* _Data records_

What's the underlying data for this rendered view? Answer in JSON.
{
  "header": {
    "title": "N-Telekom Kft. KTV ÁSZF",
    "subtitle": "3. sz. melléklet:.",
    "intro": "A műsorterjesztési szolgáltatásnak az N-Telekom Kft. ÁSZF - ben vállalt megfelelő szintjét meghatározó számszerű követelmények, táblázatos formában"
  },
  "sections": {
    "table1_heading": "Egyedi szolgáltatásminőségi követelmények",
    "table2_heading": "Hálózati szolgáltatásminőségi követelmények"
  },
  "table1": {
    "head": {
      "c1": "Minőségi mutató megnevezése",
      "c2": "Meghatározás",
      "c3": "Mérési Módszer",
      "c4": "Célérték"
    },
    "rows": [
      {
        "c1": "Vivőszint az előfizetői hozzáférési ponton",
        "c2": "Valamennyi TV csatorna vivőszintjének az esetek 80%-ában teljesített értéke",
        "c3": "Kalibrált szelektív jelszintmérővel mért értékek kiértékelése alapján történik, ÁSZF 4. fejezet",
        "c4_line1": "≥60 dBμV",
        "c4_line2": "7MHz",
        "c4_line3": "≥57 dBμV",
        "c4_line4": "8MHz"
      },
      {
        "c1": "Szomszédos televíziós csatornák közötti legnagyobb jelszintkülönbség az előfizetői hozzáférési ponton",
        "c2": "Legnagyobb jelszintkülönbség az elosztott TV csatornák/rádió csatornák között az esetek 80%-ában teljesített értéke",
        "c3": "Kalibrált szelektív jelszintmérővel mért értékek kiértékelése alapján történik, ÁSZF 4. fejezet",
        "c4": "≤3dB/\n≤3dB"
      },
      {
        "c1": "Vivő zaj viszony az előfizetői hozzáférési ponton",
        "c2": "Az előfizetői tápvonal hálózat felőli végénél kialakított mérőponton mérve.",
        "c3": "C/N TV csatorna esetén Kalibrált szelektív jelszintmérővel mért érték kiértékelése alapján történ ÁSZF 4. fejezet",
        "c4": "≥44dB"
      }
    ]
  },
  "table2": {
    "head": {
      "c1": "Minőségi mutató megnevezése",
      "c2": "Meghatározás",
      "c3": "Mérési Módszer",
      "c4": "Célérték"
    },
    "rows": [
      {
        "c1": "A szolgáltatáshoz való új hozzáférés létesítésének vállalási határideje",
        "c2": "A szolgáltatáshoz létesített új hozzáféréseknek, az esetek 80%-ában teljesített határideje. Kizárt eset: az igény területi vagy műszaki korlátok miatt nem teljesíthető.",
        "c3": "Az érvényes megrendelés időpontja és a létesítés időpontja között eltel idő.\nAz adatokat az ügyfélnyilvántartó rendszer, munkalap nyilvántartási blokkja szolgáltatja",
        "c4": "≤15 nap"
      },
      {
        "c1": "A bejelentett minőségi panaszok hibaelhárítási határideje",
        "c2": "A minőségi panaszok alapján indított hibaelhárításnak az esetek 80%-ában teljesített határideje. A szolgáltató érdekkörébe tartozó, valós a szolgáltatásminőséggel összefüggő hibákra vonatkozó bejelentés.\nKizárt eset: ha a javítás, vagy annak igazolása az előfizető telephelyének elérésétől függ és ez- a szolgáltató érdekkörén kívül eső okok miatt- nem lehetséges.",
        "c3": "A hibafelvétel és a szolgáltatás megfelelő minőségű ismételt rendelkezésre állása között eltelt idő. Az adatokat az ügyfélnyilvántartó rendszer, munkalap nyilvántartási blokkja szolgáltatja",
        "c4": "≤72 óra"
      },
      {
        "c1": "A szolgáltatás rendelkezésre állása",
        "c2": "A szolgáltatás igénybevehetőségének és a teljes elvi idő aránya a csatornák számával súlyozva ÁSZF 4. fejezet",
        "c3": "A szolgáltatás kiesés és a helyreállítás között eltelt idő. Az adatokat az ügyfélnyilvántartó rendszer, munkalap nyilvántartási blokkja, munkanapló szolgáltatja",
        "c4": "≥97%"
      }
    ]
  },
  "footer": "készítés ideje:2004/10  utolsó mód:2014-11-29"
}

* _TASK STATEMENT_
Every entry above should be retyped exactly as shown.

* _FULL ANSWER_
What's the underlying data for this rendered view? Answer in JSON.
{
  "header": {
    "title": "N-Telekom Kft. KTV ÁSZF",
    "subtitle": "3. sz. melléklet:.",
    "intro": "A műsorterjesztési szolgáltatásnak az N-Telekom Kft. ÁSZF - ben vállalt megfelelő szintjét meghatározó számszerű követelmények, táblázatos formában"
  },
  "sections": {
    "table1_heading": "Egyedi szolgáltatásminőségi követelmények",
    "table2_heading": "Hálózati szolgáltatásminőségi követelmények"
  },
  "table1": {
    "head": {
      "c1": "Minőségi mutató megnevezése",
      "c2": "Meghatározás",
      "c3": "Mérési Módszer",
      "c4": "Célérték"
    },
    "rows": [
      {
        "c1": "Vivőszint az előfizetői hozzáférési ponton",
        "c2": "Valamennyi TV csatorna vivőszintjének az esetek 80%-ában teljesített értéke",
        "c3": "Kalibrált szelektív jelszintmérővel mért értékek kiértékelése alapján történik, ÁSZF 4. fejezet",
        "c4_line1": "≥60 dBμV",
        "c4_line2": "7MHz",
        "c4_line3": "≥57 dBμV",
        "c4_line4": "8MHz"
      },
      {
        "c1": "Szomszédos televíziós csatornák közötti legnagyobb jelszintkülönbség az előfizetői hozzáférési ponton",
        "c2": "Legnagyobb jelszintkülönbség az elosztott TV csatornák/rádió csatornák között az esetek 80%-ában teljesített értéke",
        "c3": "Kalibrált szelektív jelszintmérővel mért értékek kiértékelése alapján történik, ÁSZF 4. fejezet",
        "c4": "≤3dB/\n≤3dB"
      },
      {
        "c1": "Vivő zaj viszony az előfizetői hozzáférési ponton",
        "c2": "Az előfizetői tápvonal hálózat felőli végénél kialakított mérőponton mérve.",
        "c3": "C/N TV csatorna esetén Kalibrált szelektív jelszintmérővel mért érték kiértékelése alapján történ ÁSZF 4. fejezet",
        "c4": "≥44dB"
      }
    ]
  },
  "table2": {
    "head": {
      "c1": "Minőségi mutató megnevezése",
      "c2": "Meghatározás",
      "c3": "Mérési Módszer",
      "c4": "Célérték"
    },
    "rows": [
      {
        "c1": "A szolgáltatáshoz való új hozzáférés létesítésének vállalási határideje",
        "c2": "A szolgáltatáshoz létesített új hozzáféréseknek, az esetek 80%-ában teljesített határideje. Kizárt eset: az igény területi vagy műszaki korlátok miatt nem teljesíthető.",
        "c3": "Az érvényes megrendelés időpontja és a létesítés időpontja között eltel idő.\nAz adatokat az ügyfélnyilvántartó rendszer, munkalap nyilvántartási blokkja szolgáltatja",
        "c4": "≤15 nap"
      },
      {
        "c1": "A bejelentett minőségi panaszok hibaelhárítási határideje",
        "c2": "A minőségi panaszok alapján indított hibaelhárításnak az esetek 80%-ában teljesített határideje. A szolgáltató érdekkörébe tartozó, valós a szolgáltatásminőséggel összefüggő hibákra vonatkozó bejelentés.\nKizárt eset: ha a javítás, vagy annak igazolása az előfizető telephelyének elérésétől függ és ez- a szolgáltató érdekkörén kívül eső okok miatt- nem lehetséges.",
        "c3": "A hibafelvétel és a szolgáltatás megfelelő minőségű ismételt rendelkezésre állása között eltelt idő. Az adatokat az ügyfélnyilvántartó rendszer, munkalap nyilvántartási blokkja szolgáltatja",
        "c4": "≤72 óra"
      },
      {
        "c1": "A szolgáltatás rendelkezésre állása",
        "c2": "A szolgáltatás igénybevehetőségének és a teljes elvi idő aránya a csatornák számával súlyozva ÁSZF 4. fejezet",
        "c3": "A szolgáltatás kiesés és a helyreállítás között eltelt idő. Az adatokat az ügyfélnyilvántartó rendszer, munkalap nyilvántartási blokkja, munkanapló szolgáltatja",
        "c4": "≥97%"
      }
    ]
  },
  "footer": "készítés ideje:2004/10  utolsó mód:2014-11-29"
}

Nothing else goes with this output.